— Stored data entries —
■ ■ ■ ■ ■

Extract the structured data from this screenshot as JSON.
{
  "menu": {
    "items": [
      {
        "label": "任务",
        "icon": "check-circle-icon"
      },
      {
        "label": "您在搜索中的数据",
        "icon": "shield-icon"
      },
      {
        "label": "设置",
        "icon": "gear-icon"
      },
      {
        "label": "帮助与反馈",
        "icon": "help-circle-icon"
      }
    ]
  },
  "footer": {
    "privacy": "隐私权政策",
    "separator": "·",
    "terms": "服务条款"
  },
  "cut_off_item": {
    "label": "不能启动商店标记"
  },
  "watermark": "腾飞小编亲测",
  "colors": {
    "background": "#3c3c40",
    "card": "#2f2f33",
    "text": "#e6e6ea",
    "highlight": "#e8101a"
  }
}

■ ■ ■ ■ ■

— TASK DIRECTIONS —
Every entry above needs to be quoted exactly.

— COMPLETED EXERCISE —
Extract the structured data from this screenshot as JSON.
{
  "menu": {
    "items": [
      {
        "label": "任务",
        "icon": "check-circle-icon"
      },
      {
        "label": "您在搜索中的数据",
        "icon": "shield-icon"
      },
      {
        "label": "设置",
        "icon": "gear-icon"
      },
      {
        "label": "帮助与反馈",
        "icon": "help-circle-icon"
      }
    ]
  },
  "footer": {
    "privacy": "隐私权政策",
    "separator": "·",
    "terms": "服务条款"
  },
  "cut_off_item": {
    "label": "不能启动商店标记"
  },
  "watermark": "腾飞小编亲测",
  "colors": {
    "background": "#3c3c40",
    "card": "#2f2f33",
    "text": "#e6e6ea",
    "highlight": "#e8101a"
  }
}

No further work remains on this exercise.